> Supplied records:

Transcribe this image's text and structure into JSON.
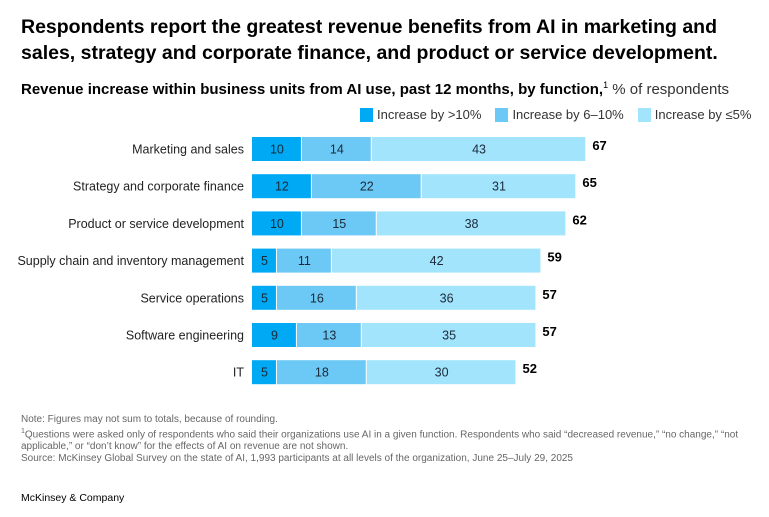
{
  "title": "Respondents report the greatest revenue benefits from AI in marketing and sales, strategy and corporate finance, and product or service development.",
  "subtitle": "Revenue increase within business units from AI use, past 12 months, by function,",
  "subtitle_footnote": "1",
  "subtitle_unit": "% of respondents",
  "chart_data": {
    "type": "bar",
    "orientation": "horizontal",
    "stacked": true,
    "categories": [
      "Marketing and sales",
      "Strategy and corporate finance",
      "Product or service development",
      "Supply chain and inventory management",
      "Service operations",
      "Software engineering",
      "IT"
    ],
    "series": [
      {
        "name": "Increase by >10%",
        "color": "#00a9f4",
        "values": [
          10,
          12,
          10,
          5,
          5,
          9,
          5
        ]
      },
      {
        "name": "Increase by 6–10%",
        "color": "#6cc8f4",
        "values": [
          14,
          22,
          15,
          11,
          16,
          13,
          18
        ]
      },
      {
        "name": "Increase by ≤5%",
        "color": "#a3e4fd",
        "values": [
          43,
          31,
          38,
          42,
          36,
          35,
          30
        ]
      }
    ],
    "totals": [
      67,
      65,
      62,
      59,
      57,
      57,
      52
    ],
    "legend_position": "top-right",
    "grid": false
  },
  "notes": {
    "note": "Note: Figures may not sum to totals, because of rounding.",
    "footnote_marker": "1",
    "footnote": "Questions were asked only of respondents who said their organizations use AI in a given function. Respondents who said “decreased revenue,” “no change,” “not applicable,” or “don’t know” for the effects of AI on revenue are not shown.",
    "source": "Source: McKinsey Global Survey on the state of AI, 1,993 participants at all levels of the organization, June 25–July 29, 2025"
  },
  "brand": "McKinsey & Company"
}
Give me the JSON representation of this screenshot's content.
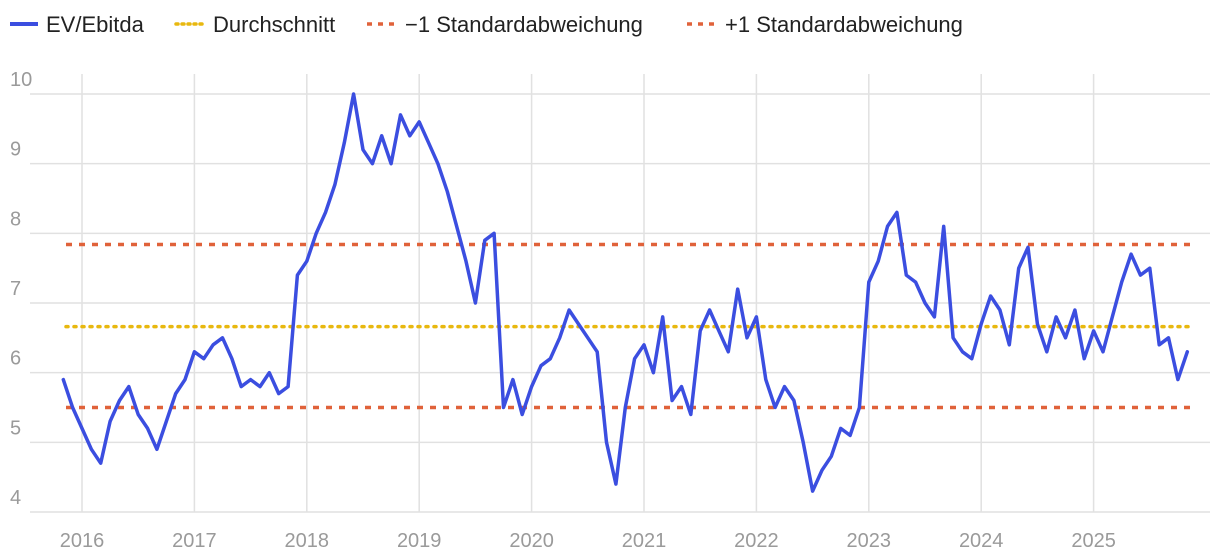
{
  "chart_data": {
    "type": "line",
    "title": "",
    "xlabel": "",
    "ylabel": "",
    "ylim": [
      4,
      10
    ],
    "x_tick_labels": [
      "2016",
      "2017",
      "2018",
      "2019",
      "2020",
      "2021",
      "2022",
      "2023",
      "2024",
      "2025"
    ],
    "y_tick_labels": [
      "4",
      "5",
      "6",
      "7",
      "8",
      "9",
      "10"
    ],
    "grid": true,
    "legend_position": "top-left",
    "series": [
      {
        "name": "EV/Ebitda",
        "color": "#3b4ee0",
        "style": "solid",
        "points": [
          [
            "2015-11",
            5.9
          ],
          [
            "2015-12",
            5.5
          ],
          [
            "2016-01",
            5.2
          ],
          [
            "2016-02",
            4.9
          ],
          [
            "2016-03",
            4.7
          ],
          [
            "2016-04",
            5.3
          ],
          [
            "2016-05",
            5.6
          ],
          [
            "2016-06",
            5.8
          ],
          [
            "2016-07",
            5.4
          ],
          [
            "2016-08",
            5.2
          ],
          [
            "2016-09",
            4.9
          ],
          [
            "2016-10",
            5.3
          ],
          [
            "2016-11",
            5.7
          ],
          [
            "2016-12",
            5.9
          ],
          [
            "2017-01",
            6.3
          ],
          [
            "2017-02",
            6.2
          ],
          [
            "2017-03",
            6.4
          ],
          [
            "2017-04",
            6.5
          ],
          [
            "2017-05",
            6.2
          ],
          [
            "2017-06",
            5.8
          ],
          [
            "2017-07",
            5.9
          ],
          [
            "2017-08",
            5.8
          ],
          [
            "2017-09",
            6.0
          ],
          [
            "2017-10",
            5.7
          ],
          [
            "2017-11",
            5.8
          ],
          [
            "2017-12",
            7.4
          ],
          [
            "2018-01",
            7.6
          ],
          [
            "2018-02",
            8.0
          ],
          [
            "2018-03",
            8.3
          ],
          [
            "2018-04",
            8.7
          ],
          [
            "2018-05",
            9.3
          ],
          [
            "2018-06",
            10.0
          ],
          [
            "2018-07",
            9.2
          ],
          [
            "2018-08",
            9.0
          ],
          [
            "2018-09",
            9.4
          ],
          [
            "2018-10",
            9.0
          ],
          [
            "2018-11",
            9.7
          ],
          [
            "2018-12",
            9.4
          ],
          [
            "2019-01",
            9.6
          ],
          [
            "2019-02",
            9.3
          ],
          [
            "2019-03",
            9.0
          ],
          [
            "2019-04",
            8.6
          ],
          [
            "2019-05",
            8.1
          ],
          [
            "2019-06",
            7.6
          ],
          [
            "2019-07",
            7.0
          ],
          [
            "2019-08",
            7.9
          ],
          [
            "2019-09",
            8.0
          ],
          [
            "2019-10",
            5.5
          ],
          [
            "2019-11",
            5.9
          ],
          [
            "2019-12",
            5.4
          ],
          [
            "2020-01",
            5.8
          ],
          [
            "2020-02",
            6.1
          ],
          [
            "2020-03",
            6.2
          ],
          [
            "2020-04",
            6.5
          ],
          [
            "2020-05",
            6.9
          ],
          [
            "2020-06",
            6.7
          ],
          [
            "2020-07",
            6.5
          ],
          [
            "2020-08",
            6.3
          ],
          [
            "2020-09",
            5.0
          ],
          [
            "2020-10",
            4.4
          ],
          [
            "2020-11",
            5.5
          ],
          [
            "2020-12",
            6.2
          ],
          [
            "2021-01",
            6.4
          ],
          [
            "2021-02",
            6.0
          ],
          [
            "2021-03",
            6.8
          ],
          [
            "2021-04",
            5.6
          ],
          [
            "2021-05",
            5.8
          ],
          [
            "2021-06",
            5.4
          ],
          [
            "2021-07",
            6.6
          ],
          [
            "2021-08",
            6.9
          ],
          [
            "2021-09",
            6.6
          ],
          [
            "2021-10",
            6.3
          ],
          [
            "2021-11",
            7.2
          ],
          [
            "2021-12",
            6.5
          ],
          [
            "2022-01",
            6.8
          ],
          [
            "2022-02",
            5.9
          ],
          [
            "2022-03",
            5.5
          ],
          [
            "2022-04",
            5.8
          ],
          [
            "2022-05",
            5.6
          ],
          [
            "2022-06",
            5.0
          ],
          [
            "2022-07",
            4.3
          ],
          [
            "2022-08",
            4.6
          ],
          [
            "2022-09",
            4.8
          ],
          [
            "2022-10",
            5.2
          ],
          [
            "2022-11",
            5.1
          ],
          [
            "2022-12",
            5.5
          ],
          [
            "2023-01",
            7.3
          ],
          [
            "2023-02",
            7.6
          ],
          [
            "2023-03",
            8.1
          ],
          [
            "2023-04",
            8.3
          ],
          [
            "2023-05",
            7.4
          ],
          [
            "2023-06",
            7.3
          ],
          [
            "2023-07",
            7.0
          ],
          [
            "2023-08",
            6.8
          ],
          [
            "2023-09",
            8.1
          ],
          [
            "2023-10",
            6.5
          ],
          [
            "2023-11",
            6.3
          ],
          [
            "2023-12",
            6.2
          ],
          [
            "2024-01",
            6.7
          ],
          [
            "2024-02",
            7.1
          ],
          [
            "2024-03",
            6.9
          ],
          [
            "2024-04",
            6.4
          ],
          [
            "2024-05",
            7.5
          ],
          [
            "2024-06",
            7.8
          ],
          [
            "2024-07",
            6.7
          ],
          [
            "2024-08",
            6.3
          ],
          [
            "2024-09",
            6.8
          ],
          [
            "2024-10",
            6.5
          ],
          [
            "2024-11",
            6.9
          ],
          [
            "2024-12",
            6.2
          ],
          [
            "2025-01",
            6.6
          ],
          [
            "2025-02",
            6.3
          ],
          [
            "2025-03",
            6.8
          ],
          [
            "2025-04",
            7.3
          ],
          [
            "2025-05",
            7.7
          ],
          [
            "2025-06",
            7.4
          ],
          [
            "2025-07",
            7.5
          ],
          [
            "2025-08",
            6.4
          ],
          [
            "2025-09",
            6.5
          ],
          [
            "2025-10",
            5.9
          ],
          [
            "2025-11",
            6.3
          ]
        ]
      },
      {
        "name": "Durchschnitt",
        "color": "#e8b80f",
        "style": "dotted",
        "value": 6.66
      },
      {
        "name": "−1 Standardabweichung",
        "color": "#e0623a",
        "style": "dashed",
        "value": 5.5
      },
      {
        "name": "+1 Standardabweichung",
        "color": "#e0623a",
        "style": "dashed",
        "value": 7.84
      }
    ]
  }
}
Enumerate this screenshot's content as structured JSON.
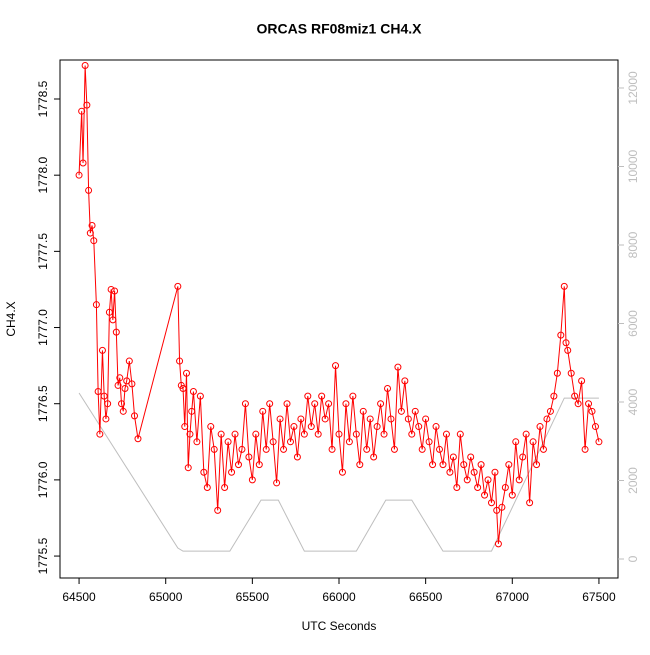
{
  "chart_data": {
    "type": "line",
    "title": "ORCAS RF08miz1 CH4.X",
    "x_label": "UTC Seconds",
    "y_label": "CH4.X",
    "xlim": [
      64390,
      67610
    ],
    "xticks": [
      64500,
      65000,
      65500,
      66000,
      66500,
      67000,
      67500
    ],
    "ylim": [
      1775.356,
      1778.756
    ],
    "yticks": [
      1775.5,
      {
        "value": 1776,
        "label": "1776.0"
      },
      1776.5,
      {
        "value": 1777,
        "label": "1777.0"
      },
      1777.5,
      {
        "value": 1778,
        "label": "1778.0"
      },
      1778.5
    ],
    "y2lim": [
      -484,
      12713
    ],
    "y2ticks": [
      0,
      2000,
      4000,
      6000,
      8000,
      10000,
      12000
    ],
    "series": [
      {
        "color": "#ff0000",
        "marker": "circle",
        "x": [
          64500,
          64515,
          64523,
          64535,
          64545,
          64555,
          64565,
          64575,
          64585,
          64600,
          64610,
          64620,
          64635,
          64645,
          64655,
          64665,
          64675,
          64685,
          64695,
          64705,
          64715,
          64725,
          64735,
          64745,
          64755,
          64765,
          64775,
          64790,
          64805,
          64820,
          64840,
          65070,
          65080,
          65090,
          65100,
          65110,
          65120,
          65130,
          65140,
          65150,
          65160,
          65180,
          65200,
          65220,
          65240,
          65260,
          65280,
          65300,
          65320,
          65340,
          65360,
          65380,
          65400,
          65420,
          65440,
          65460,
          65480,
          65500,
          65520,
          65540,
          65560,
          65580,
          65600,
          65620,
          65640,
          65660,
          65680,
          65700,
          65720,
          65740,
          65760,
          65780,
          65800,
          65820,
          65840,
          65860,
          65880,
          65900,
          65920,
          65940,
          65960,
          65980,
          66000,
          66020,
          66040,
          66060,
          66080,
          66100,
          66120,
          66140,
          66160,
          66180,
          66200,
          66220,
          66240,
          66260,
          66280,
          66300,
          66320,
          66340,
          66360,
          66380,
          66400,
          66420,
          66440,
          66460,
          66480,
          66500,
          66520,
          66540,
          66560,
          66580,
          66600,
          66620,
          66640,
          66660,
          66680,
          66700,
          66720,
          66740,
          66760,
          66780,
          66800,
          66820,
          66840,
          66860,
          66880,
          66900,
          66910,
          66920,
          66940,
          66960,
          66980,
          67000,
          67020,
          67040,
          67060,
          67080,
          67100,
          67120,
          67140,
          67160,
          67180,
          67200,
          67220,
          67240,
          67260,
          67280,
          67300,
          67310,
          67320,
          67340,
          67360,
          67380,
          67400,
          67420,
          67440,
          67460,
          67480,
          67500
        ],
        "values": [
          1778.0,
          1778.42,
          1778.08,
          1778.72,
          1778.46,
          1777.9,
          1777.62,
          1777.67,
          1777.57,
          1777.15,
          1776.58,
          1776.3,
          1776.85,
          1776.55,
          1776.4,
          1776.5,
          1777.1,
          1777.25,
          1777.05,
          1777.24,
          1776.97,
          1776.62,
          1776.67,
          1776.5,
          1776.45,
          1776.6,
          1776.65,
          1776.78,
          1776.63,
          1776.42,
          1776.27,
          1777.27,
          1776.78,
          1776.62,
          1776.6,
          1776.35,
          1776.7,
          1776.08,
          1776.3,
          1776.45,
          1776.58,
          1776.25,
          1776.55,
          1776.05,
          1775.95,
          1776.35,
          1776.2,
          1775.8,
          1776.3,
          1775.95,
          1776.25,
          1776.05,
          1776.3,
          1776.1,
          1776.2,
          1776.5,
          1776.15,
          1776.0,
          1776.3,
          1776.1,
          1776.45,
          1776.2,
          1776.5,
          1776.25,
          1775.98,
          1776.4,
          1776.2,
          1776.5,
          1776.25,
          1776.35,
          1776.15,
          1776.4,
          1776.3,
          1776.55,
          1776.35,
          1776.5,
          1776.3,
          1776.55,
          1776.4,
          1776.5,
          1776.2,
          1776.75,
          1776.3,
          1776.05,
          1776.5,
          1776.25,
          1776.55,
          1776.3,
          1776.1,
          1776.45,
          1776.2,
          1776.4,
          1776.15,
          1776.35,
          1776.5,
          1776.3,
          1776.6,
          1776.4,
          1776.2,
          1776.74,
          1776.45,
          1776.65,
          1776.4,
          1776.3,
          1776.45,
          1776.35,
          1776.2,
          1776.4,
          1776.25,
          1776.1,
          1776.35,
          1776.2,
          1776.1,
          1776.3,
          1776.05,
          1776.15,
          1775.95,
          1776.3,
          1776.1,
          1776.0,
          1776.15,
          1776.05,
          1775.95,
          1776.1,
          1775.9,
          1776.0,
          1775.85,
          1776.05,
          1775.8,
          1775.58,
          1775.82,
          1775.95,
          1776.1,
          1775.9,
          1776.25,
          1776.0,
          1776.15,
          1776.3,
          1775.85,
          1776.25,
          1776.1,
          1776.35,
          1776.2,
          1776.4,
          1776.45,
          1776.55,
          1776.7,
          1776.95,
          1777.27,
          1776.9,
          1776.85,
          1776.7,
          1776.55,
          1776.5,
          1776.65,
          1776.2,
          1776.5,
          1776.45,
          1776.35,
          1776.25
        ]
      },
      {
        "color": "#bebebe",
        "axis": "y2",
        "x": [
          64500,
          65070,
          65100,
          65370,
          65550,
          65650,
          65800,
          66100,
          66270,
          66420,
          66600,
          66880,
          67300,
          67500
        ],
        "values": [
          4230,
          280,
          200,
          200,
          1500,
          1500,
          200,
          200,
          1500,
          1500,
          200,
          200,
          4100,
          4100
        ]
      }
    ]
  }
}
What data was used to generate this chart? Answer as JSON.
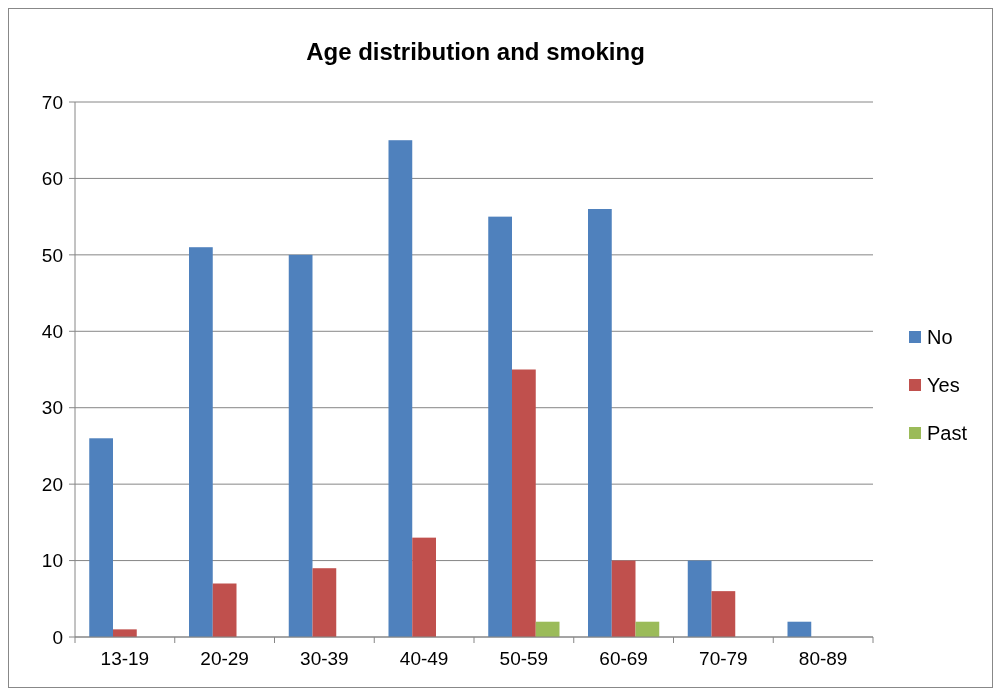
{
  "chart_data": {
    "type": "bar",
    "title": "Age distribution and smoking",
    "categories": [
      "13-19",
      "20-29",
      "30-39",
      "40-49",
      "50-59",
      "60-69",
      "70-79",
      "80-89"
    ],
    "series": [
      {
        "name": "No",
        "color": "#4f81bd",
        "values": [
          26,
          51,
          50,
          65,
          55,
          56,
          10,
          2
        ]
      },
      {
        "name": "Yes",
        "color": "#c0504d",
        "values": [
          1,
          7,
          9,
          13,
          35,
          10,
          6,
          0
        ]
      },
      {
        "name": "Past",
        "color": "#9bbb59",
        "values": [
          0,
          0,
          0,
          0,
          2,
          2,
          0,
          0
        ]
      }
    ],
    "ylim": [
      0,
      70
    ],
    "yticks": [
      0,
      10,
      20,
      30,
      40,
      50,
      60,
      70
    ],
    "grid": "y",
    "legend": "right"
  }
}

> What is required: Repeat the line containing "What data was" and every line after it up to the end of the material above, exactly as they stand, minus the pictures.

> Reply:
What data was used to generate this chart? Answer as JSON.
{
  "chart_data": {
    "type": "bar",
    "title": "Age distribution and smoking",
    "categories": [
      "13-19",
      "20-29",
      "30-39",
      "40-49",
      "50-59",
      "60-69",
      "70-79",
      "80-89"
    ],
    "series": [
      {
        "name": "No",
        "color": "#4f81bd",
        "values": [
          26,
          51,
          50,
          65,
          55,
          56,
          10,
          2
        ]
      },
      {
        "name": "Yes",
        "color": "#c0504d",
        "values": [
          1,
          7,
          9,
          13,
          35,
          10,
          6,
          0
        ]
      },
      {
        "name": "Past",
        "color": "#9bbb59",
        "values": [
          0,
          0,
          0,
          0,
          2,
          2,
          0,
          0
        ]
      }
    ],
    "ylim": [
      0,
      70
    ],
    "yticks": [
      0,
      10,
      20,
      30,
      40,
      50,
      60,
      70
    ],
    "grid": "y",
    "legend": "right"
  }
}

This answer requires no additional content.